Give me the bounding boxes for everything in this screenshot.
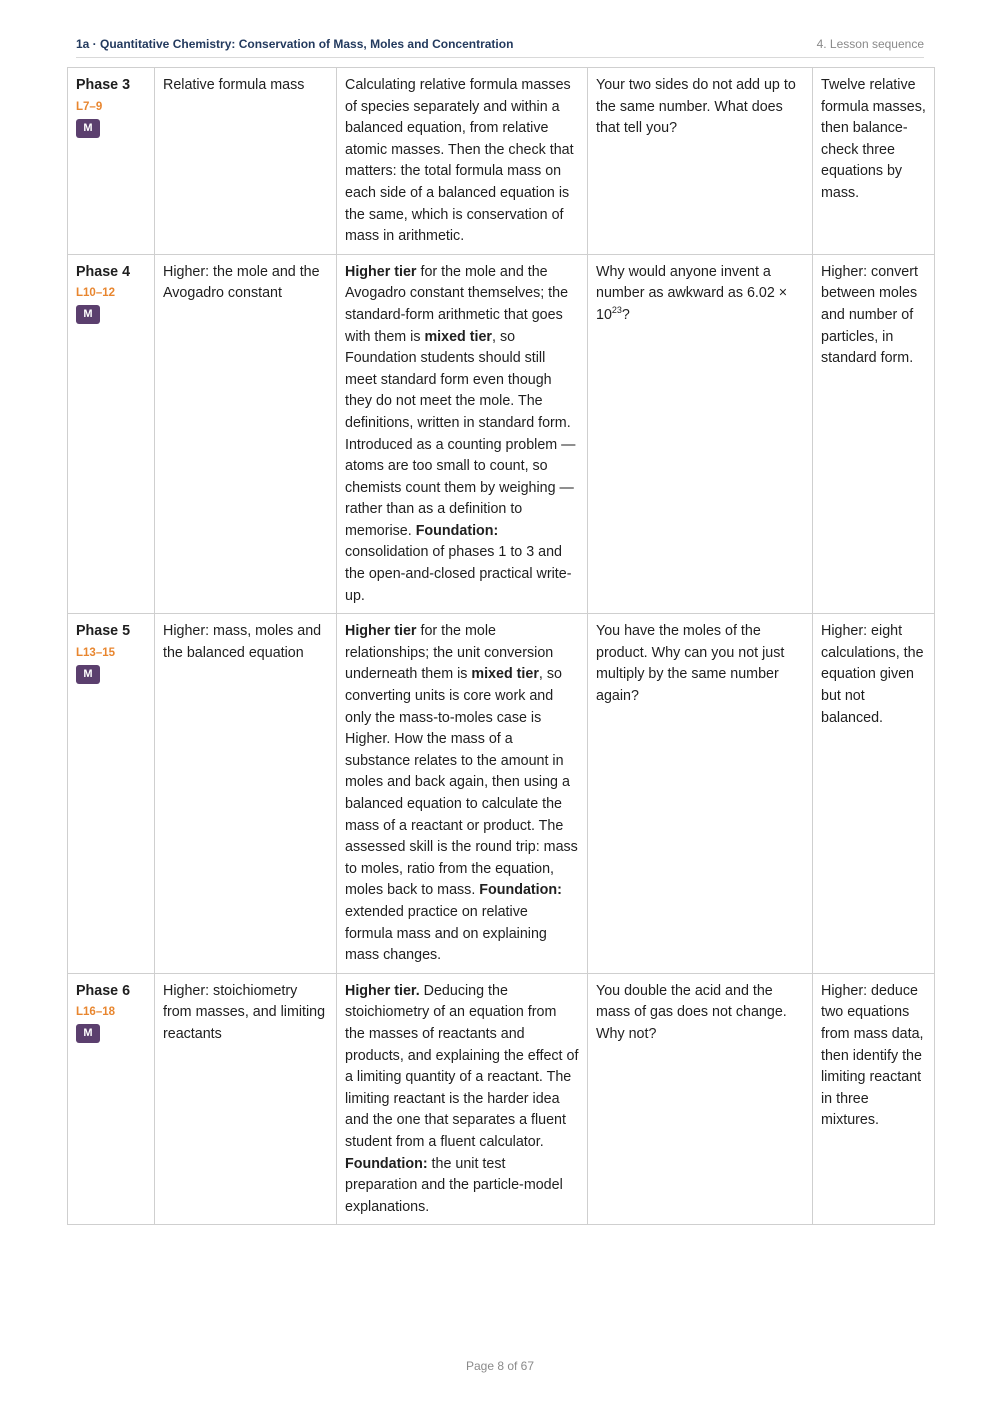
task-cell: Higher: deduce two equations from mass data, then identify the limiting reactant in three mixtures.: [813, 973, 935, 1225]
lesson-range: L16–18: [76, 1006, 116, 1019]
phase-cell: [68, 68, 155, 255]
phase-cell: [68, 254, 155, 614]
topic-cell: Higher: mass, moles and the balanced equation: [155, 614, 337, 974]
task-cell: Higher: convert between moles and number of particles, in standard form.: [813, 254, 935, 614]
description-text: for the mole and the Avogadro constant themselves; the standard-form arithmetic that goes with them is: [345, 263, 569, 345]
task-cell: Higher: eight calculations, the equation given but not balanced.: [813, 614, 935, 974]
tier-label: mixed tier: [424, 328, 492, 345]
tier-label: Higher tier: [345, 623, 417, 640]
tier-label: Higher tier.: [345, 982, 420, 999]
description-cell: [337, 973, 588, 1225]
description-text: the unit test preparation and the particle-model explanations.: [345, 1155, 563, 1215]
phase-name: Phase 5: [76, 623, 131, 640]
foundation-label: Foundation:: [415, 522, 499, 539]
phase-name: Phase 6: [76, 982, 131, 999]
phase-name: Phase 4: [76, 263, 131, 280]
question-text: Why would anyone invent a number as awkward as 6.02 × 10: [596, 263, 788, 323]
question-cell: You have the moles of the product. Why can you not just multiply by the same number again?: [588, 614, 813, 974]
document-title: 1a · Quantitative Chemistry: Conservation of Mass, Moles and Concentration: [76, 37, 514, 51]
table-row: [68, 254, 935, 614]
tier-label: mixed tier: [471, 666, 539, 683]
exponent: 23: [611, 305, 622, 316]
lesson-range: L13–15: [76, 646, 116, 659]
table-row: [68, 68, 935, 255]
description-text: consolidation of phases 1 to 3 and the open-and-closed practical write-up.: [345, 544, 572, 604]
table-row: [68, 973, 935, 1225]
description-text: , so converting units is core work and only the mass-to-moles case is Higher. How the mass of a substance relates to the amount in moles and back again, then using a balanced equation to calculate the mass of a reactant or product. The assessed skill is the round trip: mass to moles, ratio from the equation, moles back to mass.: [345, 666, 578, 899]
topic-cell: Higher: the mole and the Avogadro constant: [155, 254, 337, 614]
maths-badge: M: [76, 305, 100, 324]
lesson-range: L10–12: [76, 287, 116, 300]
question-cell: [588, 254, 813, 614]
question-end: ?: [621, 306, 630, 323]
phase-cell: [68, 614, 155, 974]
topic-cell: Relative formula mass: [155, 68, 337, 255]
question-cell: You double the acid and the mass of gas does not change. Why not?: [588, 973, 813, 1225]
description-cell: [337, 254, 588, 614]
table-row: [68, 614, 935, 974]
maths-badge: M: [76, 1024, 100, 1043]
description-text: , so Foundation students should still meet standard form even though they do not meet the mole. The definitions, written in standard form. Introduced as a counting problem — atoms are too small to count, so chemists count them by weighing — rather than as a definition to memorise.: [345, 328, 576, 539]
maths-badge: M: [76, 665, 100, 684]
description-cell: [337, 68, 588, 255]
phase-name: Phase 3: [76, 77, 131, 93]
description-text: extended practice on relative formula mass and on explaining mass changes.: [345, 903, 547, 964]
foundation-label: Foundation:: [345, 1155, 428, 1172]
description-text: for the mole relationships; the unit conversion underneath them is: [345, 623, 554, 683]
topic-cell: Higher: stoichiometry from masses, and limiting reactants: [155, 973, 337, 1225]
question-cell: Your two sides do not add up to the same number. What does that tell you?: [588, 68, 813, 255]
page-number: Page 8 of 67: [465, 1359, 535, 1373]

----------------------------------------

• THE TASK: Copy every line of the records above character for character, leaving out the pictures.

• EXERCISE SOLUTION:
Give me the bounding boxes for everything in this screenshot.
task-cell: Higher: deduce two equations from mass data, then identify the limiting reactant in three mixtures.: [813, 973, 935, 1225]
lesson-range: L16–18: [76, 1006, 116, 1019]
phase-cell: [68, 68, 155, 255]
phase-cell: [68, 254, 155, 614]
topic-cell: Higher: mass, moles and the balanced equation: [155, 614, 337, 974]
task-cell: Higher: convert between moles and number of particles, in standard form.: [813, 254, 935, 614]
description-text: for the mole and the Avogadro constant themselves; the standard-form arithmetic that goes with them is: [345, 263, 569, 345]
task-cell: Higher: eight calculations, the equation given but not balanced.: [813, 614, 935, 974]
tier-label: mixed tier: [424, 328, 492, 345]
tier-label: Higher tier: [345, 623, 417, 640]
tier-label: Higher tier.: [345, 982, 420, 999]
description-cell: [337, 973, 588, 1225]
description-text: the unit test preparation and the particle-model explanations.: [345, 1155, 563, 1215]
phase-name: Phase 5: [76, 623, 131, 640]
foundation-label: Foundation:: [415, 522, 499, 539]
phase-name: Phase 6: [76, 982, 131, 999]
phase-name: Phase 4: [76, 263, 131, 280]
question-text: Why would anyone invent a number as awkward as 6.02 × 10: [596, 263, 788, 323]
question-cell: You have the moles of the product. Why can you not just multiply by the same number again?: [588, 614, 813, 974]
document-title: 1a · Quantitative Chemistry: Conservation of Mass, Moles and Concentration: [76, 37, 514, 51]
table-row: [68, 254, 935, 614]
tier-label: mixed tier: [471, 666, 539, 683]
exponent: 23: [611, 305, 622, 316]
lesson-range: L13–15: [76, 646, 116, 659]
table-row: [68, 68, 935, 255]
description-text: consolidation of phases 1 to 3 and the open-and-closed practical write-up.: [345, 544, 572, 604]
table-row: [68, 973, 935, 1225]
description-text: , so converting units is core work and only the mass-to-moles case is Higher. How the mass of a substance relates to the amount in moles and back again, then using a balanced equation to calculate the mass of a reactant or product. The assessed skill is the round trip: mass to moles, ratio from the equation, moles back to mass.: [345, 666, 578, 899]
topic-cell: Higher: the mole and the Avogadro constant: [155, 254, 337, 614]
maths-badge: M: [76, 305, 100, 324]
lesson-range: L10–12: [76, 287, 116, 300]
question-cell: [588, 254, 813, 614]
question-end: ?: [621, 306, 630, 323]
phase-cell: [68, 614, 155, 974]
topic-cell: Relative formula mass: [155, 68, 337, 255]
question-cell: You double the acid and the mass of gas does not change. Why not?: [588, 973, 813, 1225]
description-cell: [337, 254, 588, 614]
table-row: [68, 614, 935, 974]
maths-badge: M: [76, 1024, 100, 1043]
description-text: , so Foundation students should still meet standard form even though they do not meet the mole. The definitions, written in standard form. Introduced as a counting problem — atoms are too small to count, so chemists count them by weighing — rather than as a definition to memorise.: [345, 328, 576, 539]
maths-badge: M: [76, 665, 100, 684]
description-cell: [337, 68, 588, 255]
phase-name: Phase 3: [76, 77, 131, 93]
description-text: extended practice on relative formula mass and on explaining mass changes.: [345, 903, 547, 964]
foundation-label: Foundation:: [345, 1155, 428, 1172]
description-text: for the mole relationships; the unit conversion underneath them is: [345, 623, 554, 683]
topic-cell: Higher: stoichiometry from masses, and limiting reactants: [155, 973, 337, 1225]
question-cell: Your two sides do not add up to the same number. What does that tell you?: [588, 68, 813, 255]
page-number: Page 8 of 67: [465, 1359, 535, 1373]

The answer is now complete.